• Records that describe figures:

%%

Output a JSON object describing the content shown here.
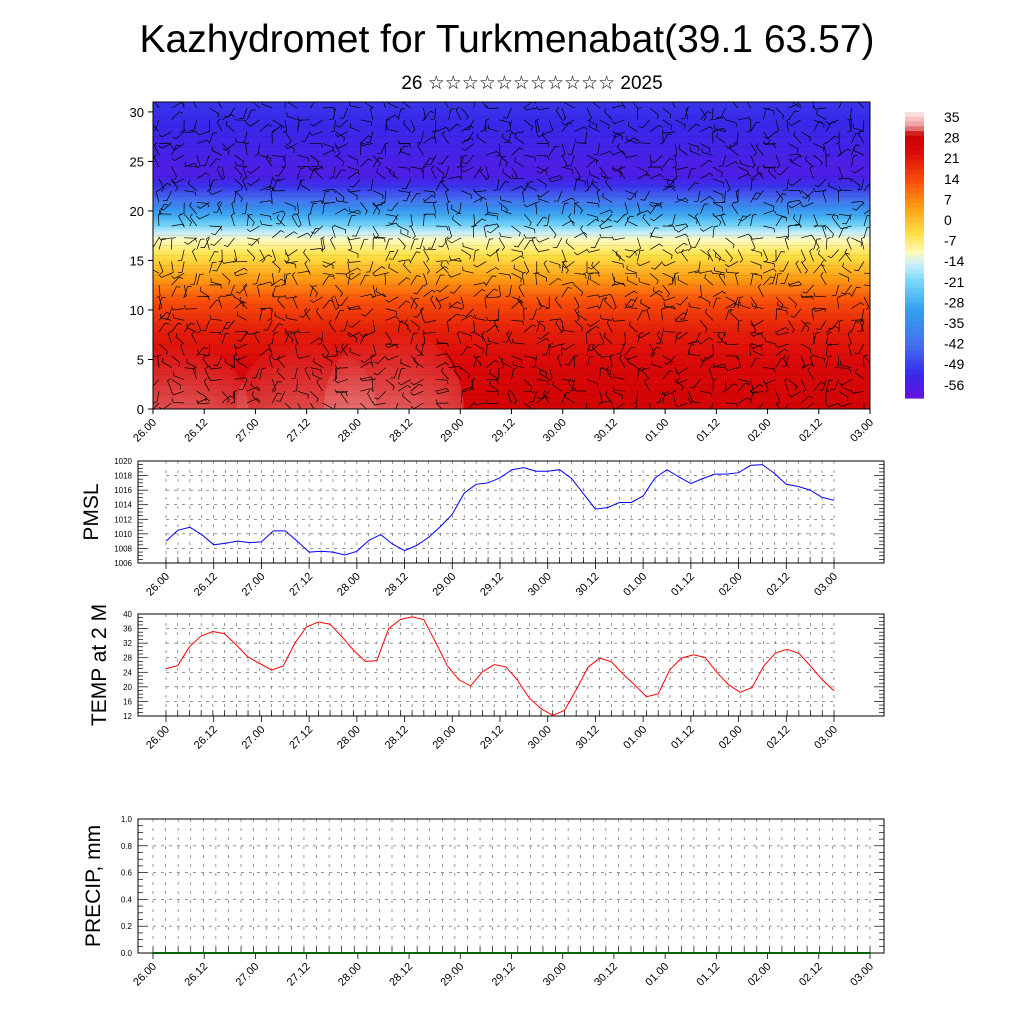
{
  "title": "Kazhydromet for Turkmenabat(39.1 63.57)",
  "subtitle": "26 ☆☆☆☆☆☆☆☆☆☆☆ 2025",
  "time_labels": [
    "26.00",
    "26.12",
    "27.00",
    "27.12",
    "28.00",
    "28.12",
    "29.00",
    "29.12",
    "30.00",
    "30.12",
    "01.00",
    "01.12",
    "02.00",
    "02.12",
    "03.00"
  ],
  "chart_data": [
    {
      "type": "heatmap",
      "name": "cross-section",
      "x_labels": [
        "26.00",
        "26.12",
        "27.00",
        "27.12",
        "28.00",
        "28.12",
        "29.00",
        "29.12",
        "30.00",
        "30.12",
        "01.00",
        "01.12",
        "02.00",
        "02.12",
        "03.00"
      ],
      "y_ticks": [
        0,
        5,
        10,
        15,
        20,
        25,
        30
      ],
      "ylim": [
        0,
        31
      ],
      "overlay": "wind barbs",
      "colorbar": {
        "labels": [
          "35",
          "28",
          "21",
          "14",
          "7",
          "0",
          "-7",
          "-14",
          "-21",
          "-28",
          "-35",
          "-42",
          "-49",
          "-56"
        ],
        "range": [
          -60,
          38
        ]
      },
      "temperature_profile_by_height": [
        {
          "h": 0,
          "t": 27
        },
        {
          "h": 4,
          "t": 25
        },
        {
          "h": 8,
          "t": 21
        },
        {
          "h": 11,
          "t": 14
        },
        {
          "h": 13,
          "t": 6
        },
        {
          "h": 15.5,
          "t": -4
        },
        {
          "h": 17.5,
          "t": -12
        },
        {
          "h": 19.5,
          "t": -28
        },
        {
          "h": 21.5,
          "t": -44
        },
        {
          "h": 23.5,
          "t": -57
        },
        {
          "h": 25.5,
          "t": -55
        },
        {
          "h": 31,
          "t": -50
        }
      ],
      "warm_surface_cells": [
        {
          "x": 0.5,
          "top": 6.5,
          "t": 34
        },
        {
          "x": 3.0,
          "top": 7.0,
          "t": 33
        },
        {
          "x": 4.7,
          "top": 8.0,
          "t": 35
        },
        {
          "x": 7.5,
          "top": 5.0,
          "t": 28
        },
        {
          "x": 11.6,
          "top": 3.5,
          "t": 26
        }
      ]
    },
    {
      "type": "line",
      "name": "PMSL",
      "ylabel": "PMSL",
      "ylim": [
        1006,
        1020
      ],
      "y_ticks": [
        "1006",
        "1008",
        "1010",
        "1012",
        "1014",
        "1016",
        "1018",
        "1020"
      ],
      "x_labels": [
        "26.00",
        "26.12",
        "27.00",
        "27.12",
        "28.00",
        "28.12",
        "29.00",
        "29.12",
        "30.00",
        "30.12",
        "01.00",
        "01.12",
        "02.00",
        "02.12",
        "03.00"
      ],
      "color": "#0000ff",
      "values": [
        1009.0,
        1010.5,
        1010.9,
        1009.9,
        1008.5,
        1008.7,
        1009.0,
        1008.8,
        1008.9,
        1010.4,
        1010.4,
        1009.0,
        1007.5,
        1007.6,
        1007.5,
        1007.1,
        1007.6,
        1009.1,
        1009.9,
        1008.6,
        1007.7,
        1008.4,
        1009.5,
        1011.0,
        1012.7,
        1015.6,
        1016.8,
        1017.0,
        1017.7,
        1018.8,
        1019.1,
        1018.6,
        1018.6,
        1018.8,
        1017.6,
        1015.5,
        1013.4,
        1013.6,
        1014.3,
        1014.3,
        1015.2,
        1017.7,
        1018.8,
        1017.8,
        1016.9,
        1017.6,
        1018.2,
        1018.2,
        1018.4,
        1019.4,
        1019.5,
        1018.3,
        1016.8,
        1016.5,
        1016.0,
        1015.0,
        1014.6
      ]
    },
    {
      "type": "line",
      "name": "TEMP at 2 M",
      "ylabel": "TEMP at 2 M",
      "ylim": [
        12,
        40
      ],
      "y_ticks": [
        "12",
        "16",
        "20",
        "24",
        "28",
        "32",
        "36",
        "40"
      ],
      "x_labels": [
        "26.00",
        "26.12",
        "27.00",
        "27.12",
        "28.00",
        "28.12",
        "29.00",
        "29.12",
        "30.00",
        "30.12",
        "01.00",
        "01.12",
        "02.00",
        "02.12",
        "03.00"
      ],
      "color": "#ff0000",
      "values": [
        25,
        25.8,
        31,
        34,
        35.2,
        34.6,
        31.5,
        28.2,
        26.4,
        24.6,
        25.7,
        32,
        36.5,
        37.8,
        37.2,
        33.8,
        30.1,
        27,
        27.2,
        36,
        38.5,
        39.2,
        38.5,
        32.3,
        25.8,
        21.9,
        20.3,
        24.1,
        26.1,
        25.5,
        21.8,
        16.9,
        14,
        12.2,
        13.5,
        19.2,
        25.3,
        27.9,
        26.9,
        23.5,
        20.5,
        17.3,
        18.1,
        24.7,
        27.9,
        28.8,
        28.1,
        24,
        20.6,
        18.5,
        19.8,
        25.7,
        29.3,
        30.3,
        29.2,
        25.7,
        21.9,
        18.9
      ]
    },
    {
      "type": "line",
      "name": "PRECIP, mm",
      "ylabel": "PRECIP, mm",
      "ylim": [
        0,
        1
      ],
      "y_ticks": [
        "0.0",
        "0.2",
        "0.4",
        "0.6",
        "0.8",
        "1.0"
      ],
      "x_labels": [
        "26.00",
        "26.12",
        "27.00",
        "27.12",
        "28.00",
        "28.12",
        "29.00",
        "29.12",
        "30.00",
        "30.12",
        "01.00",
        "01.12",
        "02.00",
        "02.12",
        "03.00"
      ],
      "color": "#006400",
      "values": [
        0,
        0,
        0,
        0,
        0,
        0,
        0,
        0,
        0,
        0,
        0,
        0,
        0,
        0,
        0,
        0,
        0,
        0,
        0,
        0,
        0,
        0,
        0,
        0,
        0,
        0,
        0,
        0,
        0,
        0,
        0,
        0,
        0,
        0,
        0,
        0,
        0,
        0,
        0,
        0,
        0,
        0,
        0,
        0,
        0,
        0,
        0,
        0,
        0,
        0,
        0,
        0,
        0,
        0,
        0,
        0,
        0,
        0
      ]
    }
  ]
}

%%

• Goal: Reproduce all of the data exactly, omitting each picture it holds.

• Task response:
Output a JSON object describing the content shown here.
{
  "title": "Kazhydromet for Turkmenabat(39.1 63.57)",
  "subtitle": "26 ☆☆☆☆☆☆☆☆☆☆☆ 2025",
  "time_labels": [
    "26.00",
    "26.12",
    "27.00",
    "27.12",
    "28.00",
    "28.12",
    "29.00",
    "29.12",
    "30.00",
    "30.12",
    "01.00",
    "01.12",
    "02.00",
    "02.12",
    "03.00"
  ],
  "chart_data": [
    {
      "type": "heatmap",
      "name": "cross-section",
      "x_labels": [
        "26.00",
        "26.12",
        "27.00",
        "27.12",
        "28.00",
        "28.12",
        "29.00",
        "29.12",
        "30.00",
        "30.12",
        "01.00",
        "01.12",
        "02.00",
        "02.12",
        "03.00"
      ],
      "y_ticks": [
        0,
        5,
        10,
        15,
        20,
        25,
        30
      ],
      "ylim": [
        0,
        31
      ],
      "overlay": "wind barbs",
      "colorbar": {
        "labels": [
          "35",
          "28",
          "21",
          "14",
          "7",
          "0",
          "-7",
          "-14",
          "-21",
          "-28",
          "-35",
          "-42",
          "-49",
          "-56"
        ],
        "range": [
          -60,
          38
        ]
      },
      "temperature_profile_by_height": [
        {
          "h": 0,
          "t": 27
        },
        {
          "h": 4,
          "t": 25
        },
        {
          "h": 8,
          "t": 21
        },
        {
          "h": 11,
          "t": 14
        },
        {
          "h": 13,
          "t": 6
        },
        {
          "h": 15.5,
          "t": -4
        },
        {
          "h": 17.5,
          "t": -12
        },
        {
          "h": 19.5,
          "t": -28
        },
        {
          "h": 21.5,
          "t": -44
        },
        {
          "h": 23.5,
          "t": -57
        },
        {
          "h": 25.5,
          "t": -55
        },
        {
          "h": 31,
          "t": -50
        }
      ],
      "warm_surface_cells": [
        {
          "x": 0.5,
          "top": 6.5,
          "t": 34
        },
        {
          "x": 3.0,
          "top": 7.0,
          "t": 33
        },
        {
          "x": 4.7,
          "top": 8.0,
          "t": 35
        },
        {
          "x": 7.5,
          "top": 5.0,
          "t": 28
        },
        {
          "x": 11.6,
          "top": 3.5,
          "t": 26
        }
      ]
    },
    {
      "type": "line",
      "name": "PMSL",
      "ylabel": "PMSL",
      "ylim": [
        1006,
        1020
      ],
      "y_ticks": [
        "1006",
        "1008",
        "1010",
        "1012",
        "1014",
        "1016",
        "1018",
        "1020"
      ],
      "x_labels": [
        "26.00",
        "26.12",
        "27.00",
        "27.12",
        "28.00",
        "28.12",
        "29.00",
        "29.12",
        "30.00",
        "30.12",
        "01.00",
        "01.12",
        "02.00",
        "02.12",
        "03.00"
      ],
      "color": "#0000ff",
      "values": [
        1009.0,
        1010.5,
        1010.9,
        1009.9,
        1008.5,
        1008.7,
        1009.0,
        1008.8,
        1008.9,
        1010.4,
        1010.4,
        1009.0,
        1007.5,
        1007.6,
        1007.5,
        1007.1,
        1007.6,
        1009.1,
        1009.9,
        1008.6,
        1007.7,
        1008.4,
        1009.5,
        1011.0,
        1012.7,
        1015.6,
        1016.8,
        1017.0,
        1017.7,
        1018.8,
        1019.1,
        1018.6,
        1018.6,
        1018.8,
        1017.6,
        1015.5,
        1013.4,
        1013.6,
        1014.3,
        1014.3,
        1015.2,
        1017.7,
        1018.8,
        1017.8,
        1016.9,
        1017.6,
        1018.2,
        1018.2,
        1018.4,
        1019.4,
        1019.5,
        1018.3,
        1016.8,
        1016.5,
        1016.0,
        1015.0,
        1014.6
      ]
    },
    {
      "type": "line",
      "name": "TEMP at 2 M",
      "ylabel": "TEMP at 2 M",
      "ylim": [
        12,
        40
      ],
      "y_ticks": [
        "12",
        "16",
        "20",
        "24",
        "28",
        "32",
        "36",
        "40"
      ],
      "x_labels": [
        "26.00",
        "26.12",
        "27.00",
        "27.12",
        "28.00",
        "28.12",
        "29.00",
        "29.12",
        "30.00",
        "30.12",
        "01.00",
        "01.12",
        "02.00",
        "02.12",
        "03.00"
      ],
      "color": "#ff0000",
      "values": [
        25,
        25.8,
        31,
        34,
        35.2,
        34.6,
        31.5,
        28.2,
        26.4,
        24.6,
        25.7,
        32,
        36.5,
        37.8,
        37.2,
        33.8,
        30.1,
        27,
        27.2,
        36,
        38.5,
        39.2,
        38.5,
        32.3,
        25.8,
        21.9,
        20.3,
        24.1,
        26.1,
        25.5,
        21.8,
        16.9,
        14,
        12.2,
        13.5,
        19.2,
        25.3,
        27.9,
        26.9,
        23.5,
        20.5,
        17.3,
        18.1,
        24.7,
        27.9,
        28.8,
        28.1,
        24,
        20.6,
        18.5,
        19.8,
        25.7,
        29.3,
        30.3,
        29.2,
        25.7,
        21.9,
        18.9
      ]
    },
    {
      "type": "line",
      "name": "PRECIP, mm",
      "ylabel": "PRECIP, mm",
      "ylim": [
        0,
        1
      ],
      "y_ticks": [
        "0.0",
        "0.2",
        "0.4",
        "0.6",
        "0.8",
        "1.0"
      ],
      "x_labels": [
        "26.00",
        "26.12",
        "27.00",
        "27.12",
        "28.00",
        "28.12",
        "29.00",
        "29.12",
        "30.00",
        "30.12",
        "01.00",
        "01.12",
        "02.00",
        "02.12",
        "03.00"
      ],
      "color": "#006400",
      "values": [
        0,
        0,
        0,
        0,
        0,
        0,
        0,
        0,
        0,
        0,
        0,
        0,
        0,
        0,
        0,
        0,
        0,
        0,
        0,
        0,
        0,
        0,
        0,
        0,
        0,
        0,
        0,
        0,
        0,
        0,
        0,
        0,
        0,
        0,
        0,
        0,
        0,
        0,
        0,
        0,
        0,
        0,
        0,
        0,
        0,
        0,
        0,
        0,
        0,
        0,
        0,
        0,
        0,
        0,
        0,
        0,
        0,
        0
      ]
    }
  ]
}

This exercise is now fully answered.